=== GIVEN ENTRIES ===
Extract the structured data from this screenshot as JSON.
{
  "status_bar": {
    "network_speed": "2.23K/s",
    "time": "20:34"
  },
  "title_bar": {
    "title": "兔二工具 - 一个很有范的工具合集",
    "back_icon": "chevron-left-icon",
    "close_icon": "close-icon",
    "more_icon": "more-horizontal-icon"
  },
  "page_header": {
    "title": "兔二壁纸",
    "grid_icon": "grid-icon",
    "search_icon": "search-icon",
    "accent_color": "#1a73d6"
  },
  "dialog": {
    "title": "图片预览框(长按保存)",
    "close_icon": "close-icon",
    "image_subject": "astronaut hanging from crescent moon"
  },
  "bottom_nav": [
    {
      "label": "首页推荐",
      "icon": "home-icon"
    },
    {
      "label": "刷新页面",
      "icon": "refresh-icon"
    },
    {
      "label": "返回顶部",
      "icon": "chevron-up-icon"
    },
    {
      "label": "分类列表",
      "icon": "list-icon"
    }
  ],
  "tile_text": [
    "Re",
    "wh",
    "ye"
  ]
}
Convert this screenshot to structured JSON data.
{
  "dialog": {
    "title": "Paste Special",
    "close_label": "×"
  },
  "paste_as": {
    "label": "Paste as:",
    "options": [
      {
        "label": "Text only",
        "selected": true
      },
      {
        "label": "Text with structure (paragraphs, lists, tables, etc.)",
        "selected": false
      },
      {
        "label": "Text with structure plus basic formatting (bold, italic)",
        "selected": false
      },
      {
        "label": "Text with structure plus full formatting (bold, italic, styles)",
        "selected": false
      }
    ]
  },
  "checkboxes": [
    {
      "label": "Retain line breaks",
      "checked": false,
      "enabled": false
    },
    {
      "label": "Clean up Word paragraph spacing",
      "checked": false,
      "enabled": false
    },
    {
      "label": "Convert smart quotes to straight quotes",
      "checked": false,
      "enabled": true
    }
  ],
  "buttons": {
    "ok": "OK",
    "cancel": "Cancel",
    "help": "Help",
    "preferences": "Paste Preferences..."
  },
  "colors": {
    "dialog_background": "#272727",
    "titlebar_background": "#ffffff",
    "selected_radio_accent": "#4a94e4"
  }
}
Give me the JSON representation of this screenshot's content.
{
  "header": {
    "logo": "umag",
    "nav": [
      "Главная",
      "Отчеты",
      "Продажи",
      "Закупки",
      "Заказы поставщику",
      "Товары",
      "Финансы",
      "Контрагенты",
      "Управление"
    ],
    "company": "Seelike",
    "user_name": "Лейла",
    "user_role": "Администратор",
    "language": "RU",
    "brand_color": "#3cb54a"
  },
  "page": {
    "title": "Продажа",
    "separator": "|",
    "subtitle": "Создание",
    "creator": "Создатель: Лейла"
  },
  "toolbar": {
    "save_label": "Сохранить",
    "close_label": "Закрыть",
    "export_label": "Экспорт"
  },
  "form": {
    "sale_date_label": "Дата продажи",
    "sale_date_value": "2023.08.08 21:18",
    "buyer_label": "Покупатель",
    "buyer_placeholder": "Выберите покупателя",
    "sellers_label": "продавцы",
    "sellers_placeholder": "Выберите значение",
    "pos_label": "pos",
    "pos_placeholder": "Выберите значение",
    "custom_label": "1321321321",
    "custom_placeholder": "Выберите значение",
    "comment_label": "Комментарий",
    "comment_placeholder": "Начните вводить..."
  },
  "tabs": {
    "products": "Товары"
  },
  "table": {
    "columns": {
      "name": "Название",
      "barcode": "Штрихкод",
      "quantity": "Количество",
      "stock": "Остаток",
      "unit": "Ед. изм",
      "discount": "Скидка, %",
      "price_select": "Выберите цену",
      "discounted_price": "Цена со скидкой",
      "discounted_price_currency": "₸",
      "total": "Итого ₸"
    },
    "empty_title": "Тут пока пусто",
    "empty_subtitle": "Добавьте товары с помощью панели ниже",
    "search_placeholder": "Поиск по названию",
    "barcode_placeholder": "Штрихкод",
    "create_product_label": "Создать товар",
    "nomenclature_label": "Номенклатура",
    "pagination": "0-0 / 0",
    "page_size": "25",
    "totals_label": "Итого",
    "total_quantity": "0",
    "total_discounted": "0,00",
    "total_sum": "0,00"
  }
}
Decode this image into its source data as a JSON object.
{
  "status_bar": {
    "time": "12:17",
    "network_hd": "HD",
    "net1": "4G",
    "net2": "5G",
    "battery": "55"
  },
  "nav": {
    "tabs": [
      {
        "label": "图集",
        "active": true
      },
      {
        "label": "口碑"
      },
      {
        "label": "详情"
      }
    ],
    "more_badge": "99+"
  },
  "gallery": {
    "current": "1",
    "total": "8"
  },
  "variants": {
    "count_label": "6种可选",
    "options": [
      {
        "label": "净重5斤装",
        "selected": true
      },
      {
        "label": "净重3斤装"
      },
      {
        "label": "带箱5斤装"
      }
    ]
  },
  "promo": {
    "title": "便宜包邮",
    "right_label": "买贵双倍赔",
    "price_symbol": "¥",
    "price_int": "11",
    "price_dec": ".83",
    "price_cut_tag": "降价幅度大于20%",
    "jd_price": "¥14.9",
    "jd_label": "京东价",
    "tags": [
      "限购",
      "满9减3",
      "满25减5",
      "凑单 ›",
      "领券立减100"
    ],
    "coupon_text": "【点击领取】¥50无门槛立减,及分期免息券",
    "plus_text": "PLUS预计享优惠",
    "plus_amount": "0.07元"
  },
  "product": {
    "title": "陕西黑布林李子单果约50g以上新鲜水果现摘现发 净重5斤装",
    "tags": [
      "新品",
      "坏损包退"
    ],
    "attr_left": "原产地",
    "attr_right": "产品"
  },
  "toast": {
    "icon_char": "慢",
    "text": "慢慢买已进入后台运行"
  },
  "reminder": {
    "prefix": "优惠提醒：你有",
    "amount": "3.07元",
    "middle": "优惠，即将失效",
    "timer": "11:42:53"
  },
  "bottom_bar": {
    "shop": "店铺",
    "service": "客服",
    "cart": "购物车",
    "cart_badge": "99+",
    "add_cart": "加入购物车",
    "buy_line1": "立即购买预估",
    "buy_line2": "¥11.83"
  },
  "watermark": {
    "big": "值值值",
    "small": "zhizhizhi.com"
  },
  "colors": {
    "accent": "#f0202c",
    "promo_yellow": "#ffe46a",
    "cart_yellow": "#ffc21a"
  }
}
===
Transcribe every record above exactly as it appears.

> [ANSWER IN FULL]:
Extract the structured data from this screenshot as JSON.
{
  "status_bar": {
    "network_speed": "2.23K/s",
    "time": "20:34"
  },
  "title_bar": {
    "title": "兔二工具 - 一个很有范的工具合集",
    "back_icon": "chevron-left-icon",
    "close_icon": "close-icon",
    "more_icon": "more-horizontal-icon"
  },
  "page_header": {
    "title": "兔二壁纸",
    "grid_icon": "grid-icon",
    "search_icon": "search-icon",
    "accent_color": "#1a73d6"
  },
  "dialog": {
    "title": "图片预览框(长按保存)",
    "close_icon": "close-icon",
    "image_subject": "astronaut hanging from crescent moon"
  },
  "bottom_nav": [
    {
      "label": "首页推荐",
      "icon": "home-icon"
    },
    {
      "label": "刷新页面",
      "icon": "refresh-icon"
    },
    {
      "label": "返回顶部",
      "icon": "chevron-up-icon"
    },
    {
      "label": "分类列表",
      "icon": "list-icon"
    }
  ],
  "tile_text": [
    "Re",
    "wh",
    "ye"
  ]
}
Convert this screenshot to structured JSON data.
{
  "dialog": {
    "title": "Paste Special",
    "close_label": "×"
  },
  "paste_as": {
    "label": "Paste as:",
    "options": [
      {
        "label": "Text only",
        "selected": true
      },
      {
        "label": "Text with structure (paragraphs, lists, tables, etc.)",
        "selected": false
      },
      {
        "label": "Text with structure plus basic formatting (bold, italic)",
        "selected": false
      },
      {
        "label": "Text with structure plus full formatting (bold, italic, styles)",
        "selected": false
      }
    ]
  },
  "checkboxes": [
    {
      "label": "Retain line breaks",
      "checked": false,
      "enabled": false
    },
    {
      "label": "Clean up Word paragraph spacing",
      "checked": false,
      "enabled": false
    },
    {
      "label": "Convert smart quotes to straight quotes",
      "checked": false,
      "enabled": true
    }
  ],
  "buttons": {
    "ok": "OK",
    "cancel": "Cancel",
    "help": "Help",
    "preferences": "Paste Preferences..."
  },
  "colors": {
    "dialog_background": "#272727",
    "titlebar_background": "#ffffff",
    "selected_radio_accent": "#4a94e4"
  }
}
Give me the JSON representation of this screenshot's content.
{
  "header": {
    "logo": "umag",
    "nav": [
      "Главная",
      "Отчеты",
      "Продажи",
      "Закупки",
      "Заказы поставщику",
      "Товары",
      "Финансы",
      "Контрагенты",
      "Управление"
    ],
    "company": "Seelike",
    "user_name": "Лейла",
    "user_role": "Администратор",
    "language": "RU",
    "brand_color": "#3cb54a"
  },
  "page": {
    "title": "Продажа",
    "separator": "|",
    "subtitle": "Создание",
    "creator": "Создатель: Лейла"
  },
  "toolbar": {
    "save_label": "Сохранить",
    "close_label": "Закрыть",
    "export_label": "Экспорт"
  },
  "form": {
    "sale_date_label": "Дата продажи",
    "sale_date_value": "2023.08.08 21:18",
    "buyer_label": "Покупатель",
    "buyer_placeholder": "Выберите покупателя",
    "sellers_label": "продавцы",
    "sellers_placeholder": "Выберите значение",
    "pos_label": "pos",
    "pos_placeholder": "Выберите значение",
    "custom_label": "1321321321",
    "custom_placeholder": "Выберите значение",
    "comment_label": "Комментарий",
    "comment_placeholder": "Начните вводить..."
  },
  "tabs": {
    "products": "Товары"
  },
  "table": {
    "columns": {
      "name": "Название",
      "barcode": "Штрихкод",
      "quantity": "Количество",
      "stock": "Остаток",
      "unit": "Ед. изм",
      "discount": "Скидка, %",
      "price_select": "Выберите цену",
      "discounted_price": "Цена со скидкой",
      "discounted_price_currency": "₸",
      "total": "Итого ₸"
    },
    "empty_title": "Тут пока пусто",
    "empty_subtitle": "Добавьте товары с помощью панели ниже",
    "search_placeholder": "Поиск по названию",
    "barcode_placeholder": "Штрихкод",
    "create_product_label": "Создать товар",
    "nomenclature_label": "Номенклатура",
    "pagination": "0-0 / 0",
    "page_size": "25",
    "totals_label": "Итого",
    "total_quantity": "0",
    "total_discounted": "0,00",
    "total_sum": "0,00"
  }
}
Decode this image into its source data as a JSON object.
{
  "status_bar": {
    "time": "12:17",
    "network_hd": "HD",
    "net1": "4G",
    "net2": "5G",
    "battery": "55"
  },
  "nav": {
    "tabs": [
      {
        "label": "图集",
        "active": true
      },
      {
        "label": "口碑"
      },
      {
        "label": "详情"
      }
    ],
    "more_badge": "99+"
  },
  "gallery": {
    "current": "1",
    "total": "8"
  },
  "variants": {
    "count_label": "6种可选",
    "options": [
      {
        "label": "净重5斤装",
        "selected": true
      },
      {
        "label": "净重3斤装"
      },
      {
        "label": "带箱5斤装"
      }
    ]
  },
  "promo": {
    "title": "便宜包邮",
    "right_label": "买贵双倍赔",
    "price_symbol": "¥",
    "price_int": "11",
    "price_dec": ".83",
    "price_cut_tag": "降价幅度大于20%",
    "jd_price": "¥14.9",
    "jd_label": "京东价",
    "tags": [
      "限购",
      "满9减3",
      "满25减5",
      "凑单 ›",
      "领券立减100"
    ],
    "coupon_text": "【点击领取】¥50无门槛立减,及分期免息券",
    "plus_text": "PLUS预计享优惠",
    "plus_amount": "0.07元"
  },
  "product": {
    "title": "陕西黑布林李子单果约50g以上新鲜水果现摘现发 净重5斤装",
    "tags": [
      "新品",
      "坏损包退"
    ],
    "attr_left": "原产地",
    "attr_right": "产品"
  },
  "toast": {
    "icon_char": "慢",
    "text": "慢慢买已进入后台运行"
  },
  "reminder": {
    "prefix": "优惠提醒：你有",
    "amount": "3.07元",
    "middle": "优惠，即将失效",
    "timer": "11:42:53"
  },
  "bottom_bar": {
    "shop": "店铺",
    "service": "客服",
    "cart": "购物车",
    "cart_badge": "99+",
    "add_cart": "加入购物车",
    "buy_line1": "立即购买预估",
    "buy_line2": "¥11.83"
  },
  "watermark": {
    "big": "值值值",
    "small": "zhizhizhi.com"
  },
  "colors": {
    "accent": "#f0202c",
    "promo_yellow": "#ffe46a",
    "cart_yellow": "#ffc21a"
  }
}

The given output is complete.